• _Exercise requirements_
All lines in the data bearing the string "this" should be identified and copied.

• _Rows_
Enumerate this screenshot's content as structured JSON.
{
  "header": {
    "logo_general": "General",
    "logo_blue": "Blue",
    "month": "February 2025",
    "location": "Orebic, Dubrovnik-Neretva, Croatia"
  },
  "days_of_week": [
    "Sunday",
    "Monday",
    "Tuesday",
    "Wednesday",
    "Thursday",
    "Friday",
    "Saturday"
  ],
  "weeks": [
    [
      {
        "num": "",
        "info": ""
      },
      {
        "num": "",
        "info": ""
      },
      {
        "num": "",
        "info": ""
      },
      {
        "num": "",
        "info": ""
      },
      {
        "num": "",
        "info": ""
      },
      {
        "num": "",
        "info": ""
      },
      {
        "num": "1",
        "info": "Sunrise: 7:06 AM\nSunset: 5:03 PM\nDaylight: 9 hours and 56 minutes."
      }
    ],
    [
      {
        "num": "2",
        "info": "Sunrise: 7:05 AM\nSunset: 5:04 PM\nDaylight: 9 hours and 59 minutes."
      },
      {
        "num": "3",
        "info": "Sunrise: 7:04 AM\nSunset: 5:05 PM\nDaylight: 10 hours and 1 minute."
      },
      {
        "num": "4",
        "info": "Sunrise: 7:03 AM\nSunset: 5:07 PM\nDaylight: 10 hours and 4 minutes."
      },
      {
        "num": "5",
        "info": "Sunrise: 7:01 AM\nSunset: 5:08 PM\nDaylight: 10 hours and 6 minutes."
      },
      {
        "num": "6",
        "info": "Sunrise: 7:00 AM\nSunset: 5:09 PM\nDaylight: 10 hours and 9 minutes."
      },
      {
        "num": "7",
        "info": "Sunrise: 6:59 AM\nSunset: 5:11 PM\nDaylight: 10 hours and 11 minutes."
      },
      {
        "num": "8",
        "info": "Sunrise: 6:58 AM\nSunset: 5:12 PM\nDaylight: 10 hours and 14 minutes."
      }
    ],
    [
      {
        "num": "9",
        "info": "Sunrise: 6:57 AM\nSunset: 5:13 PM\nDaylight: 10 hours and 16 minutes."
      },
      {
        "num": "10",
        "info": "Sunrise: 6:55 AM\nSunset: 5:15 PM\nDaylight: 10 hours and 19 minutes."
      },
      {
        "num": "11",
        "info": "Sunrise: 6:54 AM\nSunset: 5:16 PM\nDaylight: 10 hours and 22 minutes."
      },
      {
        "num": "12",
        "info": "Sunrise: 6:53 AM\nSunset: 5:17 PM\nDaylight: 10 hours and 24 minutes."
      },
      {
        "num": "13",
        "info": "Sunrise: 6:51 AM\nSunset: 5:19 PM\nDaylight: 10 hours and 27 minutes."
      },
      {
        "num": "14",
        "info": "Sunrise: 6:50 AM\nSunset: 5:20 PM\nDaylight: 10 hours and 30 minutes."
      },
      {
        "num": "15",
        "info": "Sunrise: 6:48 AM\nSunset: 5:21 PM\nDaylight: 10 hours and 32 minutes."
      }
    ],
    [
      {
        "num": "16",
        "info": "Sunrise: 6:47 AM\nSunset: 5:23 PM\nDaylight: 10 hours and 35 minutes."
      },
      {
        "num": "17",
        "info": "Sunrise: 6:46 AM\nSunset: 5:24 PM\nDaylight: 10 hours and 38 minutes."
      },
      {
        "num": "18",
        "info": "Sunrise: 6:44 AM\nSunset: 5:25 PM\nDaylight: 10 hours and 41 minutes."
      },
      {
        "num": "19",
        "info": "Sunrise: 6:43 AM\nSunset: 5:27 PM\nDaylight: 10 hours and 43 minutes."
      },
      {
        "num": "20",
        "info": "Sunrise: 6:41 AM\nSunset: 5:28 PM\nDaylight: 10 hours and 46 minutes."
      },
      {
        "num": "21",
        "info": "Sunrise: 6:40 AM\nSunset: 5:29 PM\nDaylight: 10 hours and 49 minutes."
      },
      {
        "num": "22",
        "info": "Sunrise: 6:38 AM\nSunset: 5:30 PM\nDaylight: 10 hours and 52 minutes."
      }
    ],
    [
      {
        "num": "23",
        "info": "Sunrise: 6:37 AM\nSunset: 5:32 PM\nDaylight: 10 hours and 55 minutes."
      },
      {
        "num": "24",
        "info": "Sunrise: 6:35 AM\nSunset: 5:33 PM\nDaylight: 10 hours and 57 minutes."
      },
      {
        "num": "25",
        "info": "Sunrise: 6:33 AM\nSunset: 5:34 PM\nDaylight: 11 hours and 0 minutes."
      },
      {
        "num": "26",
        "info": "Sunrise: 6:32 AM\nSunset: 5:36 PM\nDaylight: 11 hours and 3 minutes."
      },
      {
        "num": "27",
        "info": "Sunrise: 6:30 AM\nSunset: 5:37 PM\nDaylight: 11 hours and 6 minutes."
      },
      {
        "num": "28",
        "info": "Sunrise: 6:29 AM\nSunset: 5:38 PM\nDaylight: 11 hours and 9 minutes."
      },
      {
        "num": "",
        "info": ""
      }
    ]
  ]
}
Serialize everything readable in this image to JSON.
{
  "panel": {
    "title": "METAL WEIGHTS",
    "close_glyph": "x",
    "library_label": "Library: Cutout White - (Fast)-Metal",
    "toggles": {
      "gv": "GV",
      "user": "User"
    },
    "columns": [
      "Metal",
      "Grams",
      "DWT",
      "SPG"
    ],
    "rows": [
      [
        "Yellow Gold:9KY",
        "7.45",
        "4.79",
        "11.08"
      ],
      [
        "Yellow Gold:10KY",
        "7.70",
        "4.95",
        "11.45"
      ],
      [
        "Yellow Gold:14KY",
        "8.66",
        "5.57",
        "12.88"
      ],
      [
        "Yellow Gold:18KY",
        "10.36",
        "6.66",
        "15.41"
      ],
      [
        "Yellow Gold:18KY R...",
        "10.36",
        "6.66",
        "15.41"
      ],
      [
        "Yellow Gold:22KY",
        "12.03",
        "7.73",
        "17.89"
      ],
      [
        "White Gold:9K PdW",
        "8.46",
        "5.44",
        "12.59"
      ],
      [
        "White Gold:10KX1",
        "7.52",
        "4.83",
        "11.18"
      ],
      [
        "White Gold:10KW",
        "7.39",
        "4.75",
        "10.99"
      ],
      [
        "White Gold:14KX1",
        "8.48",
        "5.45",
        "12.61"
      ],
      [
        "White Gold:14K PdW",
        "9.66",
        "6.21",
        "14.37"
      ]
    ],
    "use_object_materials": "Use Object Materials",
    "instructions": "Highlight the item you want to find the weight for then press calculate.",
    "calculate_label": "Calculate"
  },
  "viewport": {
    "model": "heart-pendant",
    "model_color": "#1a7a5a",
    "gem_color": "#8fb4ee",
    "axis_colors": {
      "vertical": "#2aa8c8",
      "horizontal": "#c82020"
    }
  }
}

• _Exercise solution_
Enumerate this screenshot's content as structured JSON.
Serialize everything readable in this image to JSON.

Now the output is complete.